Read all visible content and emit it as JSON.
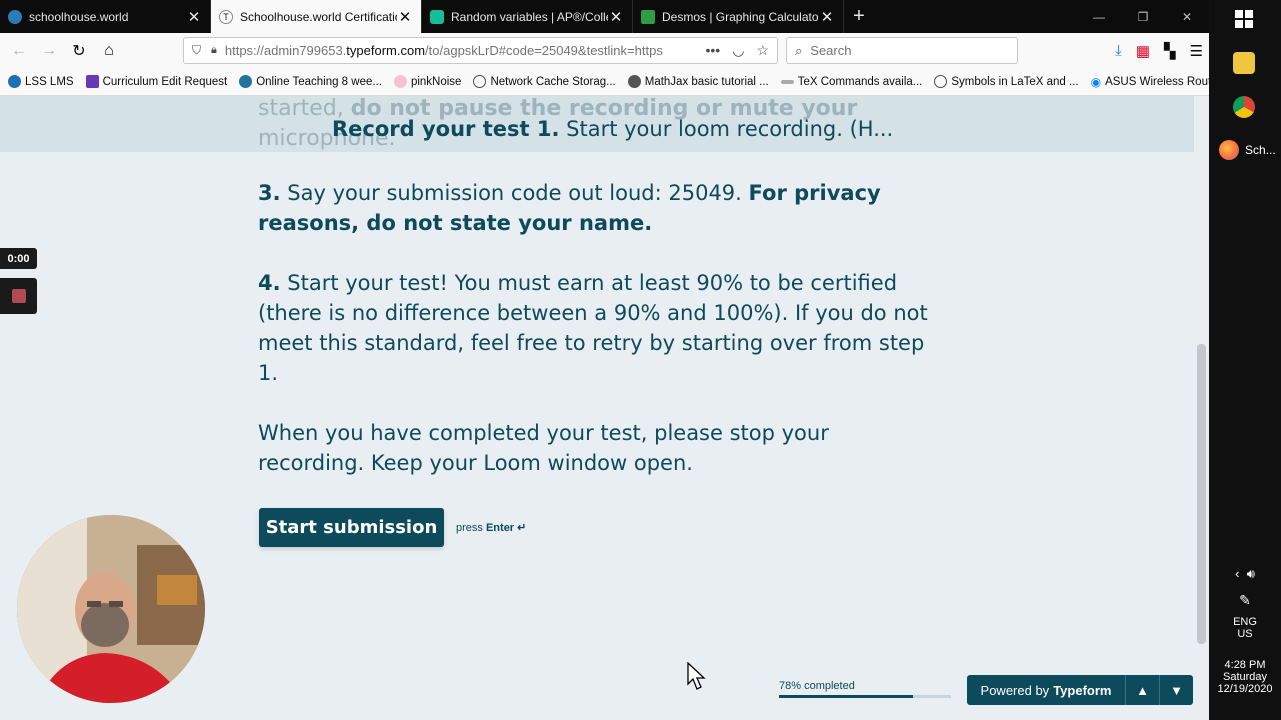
{
  "browser": {
    "tabs": [
      {
        "title": "schoolhouse.world",
        "active": false,
        "color": "#2b7bb9"
      },
      {
        "title": "Schoolhouse.world Certification",
        "active": true,
        "color": "#ffffff"
      },
      {
        "title": "Random variables | AP®/College",
        "active": false,
        "color": "#14bf96"
      },
      {
        "title": "Desmos | Graphing Calculator",
        "active": false,
        "color": "#2f9e44"
      }
    ],
    "url_prefix": "https://admin799653.",
    "url_domain": "typeform.com",
    "url_rest": "/to/agpskLrD#code=25049&testlink=https",
    "search_placeholder": "Search",
    "bookmarks": [
      {
        "label": "LSS LMS",
        "icon": "lms-icon"
      },
      {
        "label": "Curriculum Edit Request",
        "icon": "form-icon"
      },
      {
        "label": "Online Teaching 8 wee...",
        "icon": "wordpress-icon"
      },
      {
        "label": "pinkNoise",
        "icon": "pinknoise-icon"
      },
      {
        "label": "Network Cache Storag...",
        "icon": "globe-icon"
      },
      {
        "label": "MathJax basic tutorial ...",
        "icon": "gear-icon"
      },
      {
        "label": "TeX Commands availa...",
        "icon": "tex-icon"
      },
      {
        "label": "Symbols in LaTeX and ...",
        "icon": "globe-icon"
      },
      {
        "label": "ASUS Wireless Router",
        "icon": "wifi-icon"
      }
    ]
  },
  "form": {
    "sticky_faded_1": "started,",
    "sticky_faded_bold": "do not pause the recording or mute your",
    "sticky_faded_2": "microphone.",
    "sticky_current_bold": "Record your test 1.",
    "sticky_current_text": "Start your loom recording. (H...",
    "step3_num": "3.",
    "step3_text": "Say your submission code out loud: 25049.",
    "step3_bold": "For privacy reasons, do not state your name.",
    "step4_num": "4.",
    "step4_text": "Start your test! You must earn at least 90% to be certified (there is no difference between a 90% and 100%). If you do not meet this standard, feel free to retry by starting over from step 1.",
    "closing": "When you have completed your test, please stop your recording. Keep your Loom window open.",
    "submit_label": "Start submission",
    "press_label": "press",
    "press_key": "Enter ↵",
    "progress_label": "78% completed",
    "progress_value": 0.78,
    "powered_by": "Powered by",
    "powered_brand": "Typeform"
  },
  "loom": {
    "timer": "0:00"
  },
  "taskbar": {
    "firefox_label": "Sch...",
    "lang": "ENG",
    "region": "US",
    "time": "4:28 PM",
    "day": "Saturday",
    "date": "12/19/2020"
  },
  "colors": {
    "accent": "#0d4a5b",
    "page_bg": "#e9eef2"
  }
}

________________________

__Task to carry out__
Locate and copy each line in the data above that includes the word "https".

__Answer to the problem__
    "url_prefix": "https://admin799653.",
    "url_rest": "/to/agpskLrD#code=25049&testlink=https",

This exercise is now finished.